-- start of Listed entries --

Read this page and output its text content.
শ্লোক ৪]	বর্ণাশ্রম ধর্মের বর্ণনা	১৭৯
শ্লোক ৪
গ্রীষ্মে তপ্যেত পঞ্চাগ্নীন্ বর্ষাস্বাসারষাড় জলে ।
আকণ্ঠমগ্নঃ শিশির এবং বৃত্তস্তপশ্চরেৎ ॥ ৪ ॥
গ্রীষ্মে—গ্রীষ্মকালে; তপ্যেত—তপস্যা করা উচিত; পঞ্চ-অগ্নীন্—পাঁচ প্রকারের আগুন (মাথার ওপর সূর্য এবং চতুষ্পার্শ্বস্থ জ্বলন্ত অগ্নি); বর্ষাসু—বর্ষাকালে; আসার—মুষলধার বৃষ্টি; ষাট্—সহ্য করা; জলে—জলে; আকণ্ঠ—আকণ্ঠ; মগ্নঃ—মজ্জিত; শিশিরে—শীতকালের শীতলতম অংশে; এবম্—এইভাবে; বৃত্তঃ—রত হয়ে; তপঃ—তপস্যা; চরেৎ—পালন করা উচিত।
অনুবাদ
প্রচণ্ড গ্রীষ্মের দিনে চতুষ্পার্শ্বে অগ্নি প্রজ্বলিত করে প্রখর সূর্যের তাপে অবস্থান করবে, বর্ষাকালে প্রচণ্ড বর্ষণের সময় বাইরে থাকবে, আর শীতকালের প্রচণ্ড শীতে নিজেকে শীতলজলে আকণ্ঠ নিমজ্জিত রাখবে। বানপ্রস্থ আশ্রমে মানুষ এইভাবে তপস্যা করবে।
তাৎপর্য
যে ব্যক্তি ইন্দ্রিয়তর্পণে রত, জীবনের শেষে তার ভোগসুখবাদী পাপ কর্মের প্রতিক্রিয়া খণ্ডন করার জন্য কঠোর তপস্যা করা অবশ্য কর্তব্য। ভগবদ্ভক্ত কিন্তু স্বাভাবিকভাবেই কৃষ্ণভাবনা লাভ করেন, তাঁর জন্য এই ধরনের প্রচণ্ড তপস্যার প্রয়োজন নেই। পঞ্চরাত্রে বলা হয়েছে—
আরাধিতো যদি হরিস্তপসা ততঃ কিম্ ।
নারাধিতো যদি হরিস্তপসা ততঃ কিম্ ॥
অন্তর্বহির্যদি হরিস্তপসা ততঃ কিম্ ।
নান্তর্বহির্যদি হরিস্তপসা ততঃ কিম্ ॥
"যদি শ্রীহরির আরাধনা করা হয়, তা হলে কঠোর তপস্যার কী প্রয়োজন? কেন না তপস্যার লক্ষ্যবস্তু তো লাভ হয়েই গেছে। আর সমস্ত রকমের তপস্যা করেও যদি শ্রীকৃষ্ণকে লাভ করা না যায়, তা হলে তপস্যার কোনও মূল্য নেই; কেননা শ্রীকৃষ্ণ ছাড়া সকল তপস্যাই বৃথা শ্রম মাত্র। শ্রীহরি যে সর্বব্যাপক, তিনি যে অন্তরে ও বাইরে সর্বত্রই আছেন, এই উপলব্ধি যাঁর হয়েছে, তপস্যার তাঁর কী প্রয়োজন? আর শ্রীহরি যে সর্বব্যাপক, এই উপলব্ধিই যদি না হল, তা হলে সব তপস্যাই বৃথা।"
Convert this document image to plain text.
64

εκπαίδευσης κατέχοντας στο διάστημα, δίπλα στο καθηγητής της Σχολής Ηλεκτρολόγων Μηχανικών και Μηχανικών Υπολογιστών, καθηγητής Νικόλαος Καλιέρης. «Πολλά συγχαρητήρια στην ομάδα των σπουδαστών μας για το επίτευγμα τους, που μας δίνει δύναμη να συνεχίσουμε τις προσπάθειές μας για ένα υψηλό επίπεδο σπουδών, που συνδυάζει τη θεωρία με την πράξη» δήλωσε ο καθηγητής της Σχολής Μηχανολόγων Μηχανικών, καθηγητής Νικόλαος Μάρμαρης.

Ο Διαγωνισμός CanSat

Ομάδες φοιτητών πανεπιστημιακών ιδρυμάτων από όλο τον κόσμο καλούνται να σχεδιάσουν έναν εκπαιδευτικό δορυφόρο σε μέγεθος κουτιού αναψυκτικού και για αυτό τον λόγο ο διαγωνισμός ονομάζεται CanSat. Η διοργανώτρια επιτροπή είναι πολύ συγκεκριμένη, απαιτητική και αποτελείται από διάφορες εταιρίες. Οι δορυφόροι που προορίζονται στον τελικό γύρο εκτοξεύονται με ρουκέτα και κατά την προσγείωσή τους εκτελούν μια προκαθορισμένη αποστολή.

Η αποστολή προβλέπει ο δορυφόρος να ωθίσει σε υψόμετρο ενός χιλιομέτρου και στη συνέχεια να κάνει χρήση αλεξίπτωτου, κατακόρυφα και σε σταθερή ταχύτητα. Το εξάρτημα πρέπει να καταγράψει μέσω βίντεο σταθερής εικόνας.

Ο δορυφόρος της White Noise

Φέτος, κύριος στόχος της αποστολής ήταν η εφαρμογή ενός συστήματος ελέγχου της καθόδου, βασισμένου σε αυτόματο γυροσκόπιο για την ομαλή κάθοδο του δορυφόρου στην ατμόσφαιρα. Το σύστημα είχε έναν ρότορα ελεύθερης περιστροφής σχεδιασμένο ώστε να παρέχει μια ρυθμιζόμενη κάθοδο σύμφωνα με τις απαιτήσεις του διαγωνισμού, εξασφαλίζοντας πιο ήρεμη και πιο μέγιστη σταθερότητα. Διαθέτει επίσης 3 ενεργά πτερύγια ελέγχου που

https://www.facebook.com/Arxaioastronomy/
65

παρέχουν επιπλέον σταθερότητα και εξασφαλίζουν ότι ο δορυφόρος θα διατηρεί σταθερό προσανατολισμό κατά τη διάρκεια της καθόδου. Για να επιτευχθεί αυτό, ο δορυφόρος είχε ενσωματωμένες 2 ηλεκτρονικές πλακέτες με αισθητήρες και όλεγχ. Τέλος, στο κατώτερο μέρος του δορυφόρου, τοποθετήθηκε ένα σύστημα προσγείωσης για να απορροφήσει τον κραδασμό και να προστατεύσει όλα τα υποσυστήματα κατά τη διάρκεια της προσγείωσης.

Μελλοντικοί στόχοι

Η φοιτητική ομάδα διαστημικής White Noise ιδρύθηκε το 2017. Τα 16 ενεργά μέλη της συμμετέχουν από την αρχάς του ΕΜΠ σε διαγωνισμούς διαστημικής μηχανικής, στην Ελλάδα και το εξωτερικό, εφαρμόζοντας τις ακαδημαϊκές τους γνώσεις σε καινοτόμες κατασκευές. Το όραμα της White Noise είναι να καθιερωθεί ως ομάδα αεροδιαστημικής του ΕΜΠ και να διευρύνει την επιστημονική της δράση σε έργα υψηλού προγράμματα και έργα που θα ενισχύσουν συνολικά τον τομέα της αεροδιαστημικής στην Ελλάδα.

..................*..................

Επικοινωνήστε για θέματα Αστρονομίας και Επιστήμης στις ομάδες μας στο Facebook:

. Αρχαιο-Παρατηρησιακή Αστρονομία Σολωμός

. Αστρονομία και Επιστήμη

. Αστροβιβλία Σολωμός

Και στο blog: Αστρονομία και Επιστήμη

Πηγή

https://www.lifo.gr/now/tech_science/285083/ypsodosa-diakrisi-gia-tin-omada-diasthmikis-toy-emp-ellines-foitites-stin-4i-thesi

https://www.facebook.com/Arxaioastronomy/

-- end of Listed entries --

Set exercise: Set down the entries above again, word for word.

Answer to this task:
Read this page and output its text content.
শ্লোক ৪]	বর্ণাশ্রম ধর্মের বর্ণনা	১৭৯
শ্লোক ৪
গ্রীষ্মে তপ্যেত পঞ্চাগ্নীন্ বর্ষাস্বাসারষাড় জলে ।
আকণ্ঠমগ্নঃ শিশির এবং বৃত্তস্তপশ্চরেৎ ॥ ৪ ॥
গ্রীষ্মে—গ্রীষ্মকালে; তপ্যেত—তপস্যা করা উচিত; পঞ্চ-অগ্নীন্—পাঁচ প্রকারের আগুন (মাথার ওপর সূর্য এবং চতুষ্পার্শ্বস্থ জ্বলন্ত অগ্নি); বর্ষাসু—বর্ষাকালে; আসার—মুষলধার বৃষ্টি; ষাট্—সহ্য করা; জলে—জলে; আকণ্ঠ—আকণ্ঠ; মগ্নঃ—মজ্জিত; শিশিরে—শীতকালের শীতলতম অংশে; এবম্—এইভাবে; বৃত্তঃ—রত হয়ে; তপঃ—তপস্যা; চরেৎ—পালন করা উচিত।
অনুবাদ
প্রচণ্ড গ্রীষ্মের দিনে চতুষ্পার্শ্বে অগ্নি প্রজ্বলিত করে প্রখর সূর্যের তাপে অবস্থান করবে, বর্ষাকালে প্রচণ্ড বর্ষণের সময় বাইরে থাকবে, আর শীতকালের প্রচণ্ড শীতে নিজেকে শীতলজলে আকণ্ঠ নিমজ্জিত রাখবে। বানপ্রস্থ আশ্রমে মানুষ এইভাবে তপস্যা করবে।
তাৎপর্য
যে ব্যক্তি ইন্দ্রিয়তর্পণে রত, জীবনের শেষে তার ভোগসুখবাদী পাপ কর্মের প্রতিক্রিয়া খণ্ডন করার জন্য কঠোর তপস্যা করা অবশ্য কর্তব্য। ভগবদ্ভক্ত কিন্তু স্বাভাবিকভাবেই কৃষ্ণভাবনা লাভ করেন, তাঁর জন্য এই ধরনের প্রচণ্ড তপস্যার প্রয়োজন নেই। পঞ্চরাত্রে বলা হয়েছে—
আরাধিতো যদি হরিস্তপসা ততঃ কিম্ ।
নারাধিতো যদি হরিস্তপসা ততঃ কিম্ ॥
অন্তর্বহির্যদি হরিস্তপসা ততঃ কিম্ ।
নান্তর্বহির্যদি হরিস্তপসা ততঃ কিম্ ॥
"যদি শ্রীহরির আরাধনা করা হয়, তা হলে কঠোর তপস্যার কী প্রয়োজন? কেন না তপস্যার লক্ষ্যবস্তু তো লাভ হয়েই গেছে। আর সমস্ত রকমের তপস্যা করেও যদি শ্রীকৃষ্ণকে লাভ করা না যায়, তা হলে তপস্যার কোনও মূল্য নেই; কেননা শ্রীকৃষ্ণ ছাড়া সকল তপস্যাই বৃথা শ্রম মাত্র। শ্রীহরি যে সর্বব্যাপক, তিনি যে অন্তরে ও বাইরে সর্বত্রই আছেন, এই উপলব্ধি যাঁর হয়েছে, তপস্যার তাঁর কী প্রয়োজন? আর শ্রীহরি যে সর্বব্যাপক, এই উপলব্ধিই যদি না হল, তা হলে সব তপস্যাই বৃথা।"
Convert this document image to plain text.
64

εκπαίδευσης κατέχοντας στο διάστημα, δίπλα στο καθηγητής της Σχολής Ηλεκτρολόγων Μηχανικών και Μηχανικών Υπολογιστών, καθηγητής Νικόλαος Καλιέρης. «Πολλά συγχαρητήρια στην ομάδα των σπουδαστών μας για το επίτευγμα τους, που μας δίνει δύναμη να συνεχίσουμε τις προσπάθειές μας για ένα υψηλό επίπεδο σπουδών, που συνδυάζει τη θεωρία με την πράξη» δήλωσε ο καθηγητής της Σχολής Μηχανολόγων Μηχανικών, καθηγητής Νικόλαος Μάρμαρης.

Ο Διαγωνισμός CanSat

Ομάδες φοιτητών πανεπιστημιακών ιδρυμάτων από όλο τον κόσμο καλούνται να σχεδιάσουν έναν εκπαιδευτικό δορυφόρο σε μέγεθος κουτιού αναψυκτικού και για αυτό τον λόγο ο διαγωνισμός ονομάζεται CanSat. Η διοργανώτρια επιτροπή είναι πολύ συγκεκριμένη, απαιτητική και αποτελείται από διάφορες εταιρίες. Οι δορυφόροι που προορίζονται στον τελικό γύρο εκτοξεύονται με ρουκέτα και κατά την προσγείωσή τους εκτελούν μια προκαθορισμένη αποστολή.

Η αποστολή προβλέπει ο δορυφόρος να ωθίσει σε υψόμετρο ενός χιλιομέτρου και στη συνέχεια να κάνει χρήση αλεξίπτωτου, κατακόρυφα και σε σταθερή ταχύτητα. Το εξάρτημα πρέπει να καταγράψει μέσω βίντεο σταθερής εικόνας.

Ο δορυφόρος της White Noise

Φέτος, κύριος στόχος της αποστολής ήταν η εφαρμογή ενός συστήματος ελέγχου της καθόδου, βασισμένου σε αυτόματο γυροσκόπιο για την ομαλή κάθοδο του δορυφόρου στην ατμόσφαιρα. Το σύστημα είχε έναν ρότορα ελεύθερης περιστροφής σχεδιασμένο ώστε να παρέχει μια ρυθμιζόμενη κάθοδο σύμφωνα με τις απαιτήσεις του διαγωνισμού, εξασφαλίζοντας πιο ήρεμη και πιο μέγιστη σταθερότητα. Διαθέτει επίσης 3 ενεργά πτερύγια ελέγχου που

https://www.facebook.com/Arxaioastronomy/
65

παρέχουν επιπλέον σταθερότητα και εξασφαλίζουν ότι ο δορυφόρος θα διατηρεί σταθερό προσανατολισμό κατά τη διάρκεια της καθόδου. Για να επιτευχθεί αυτό, ο δορυφόρος είχε ενσωματωμένες 2 ηλεκτρονικές πλακέτες με αισθητήρες και όλεγχ. Τέλος, στο κατώτερο μέρος του δορυφόρου, τοποθετήθηκε ένα σύστημα προσγείωσης για να απορροφήσει τον κραδασμό και να προστατεύσει όλα τα υποσυστήματα κατά τη διάρκεια της προσγείωσης.

Μελλοντικοί στόχοι

Η φοιτητική ομάδα διαστημικής White Noise ιδρύθηκε το 2017. Τα 16 ενεργά μέλη της συμμετέχουν από την αρχάς του ΕΜΠ σε διαγωνισμούς διαστημικής μηχανικής, στην Ελλάδα και το εξωτερικό, εφαρμόζοντας τις ακαδημαϊκές τους γνώσεις σε καινοτόμες κατασκευές. Το όραμα της White Noise είναι να καθιερωθεί ως ομάδα αεροδιαστημικής του ΕΜΠ και να διευρύνει την επιστημονική της δράση σε έργα υψηλού προγράμματα και έργα που θα ενισχύσουν συνολικά τον τομέα της αεροδιαστημικής στην Ελλάδα.

..................*..................

Επικοινωνήστε για θέματα Αστρονομίας και Επιστήμης στις ομάδες μας στο Facebook:

. Αρχαιο-Παρατηρησιακή Αστρονομία Σολωμός

. Αστρονομία και Επιστήμη

. Αστροβιβλία Σολωμός

Και στο blog: Αστρονομία και Επιστήμη

Πηγή

https://www.lifo.gr/now/tech_science/285083/ypsodosa-diakrisi-gia-tin-omada-diasthmikis-toy-emp-ellines-foitites-stin-4i-thesi

https://www.facebook.com/Arxaioastronomy/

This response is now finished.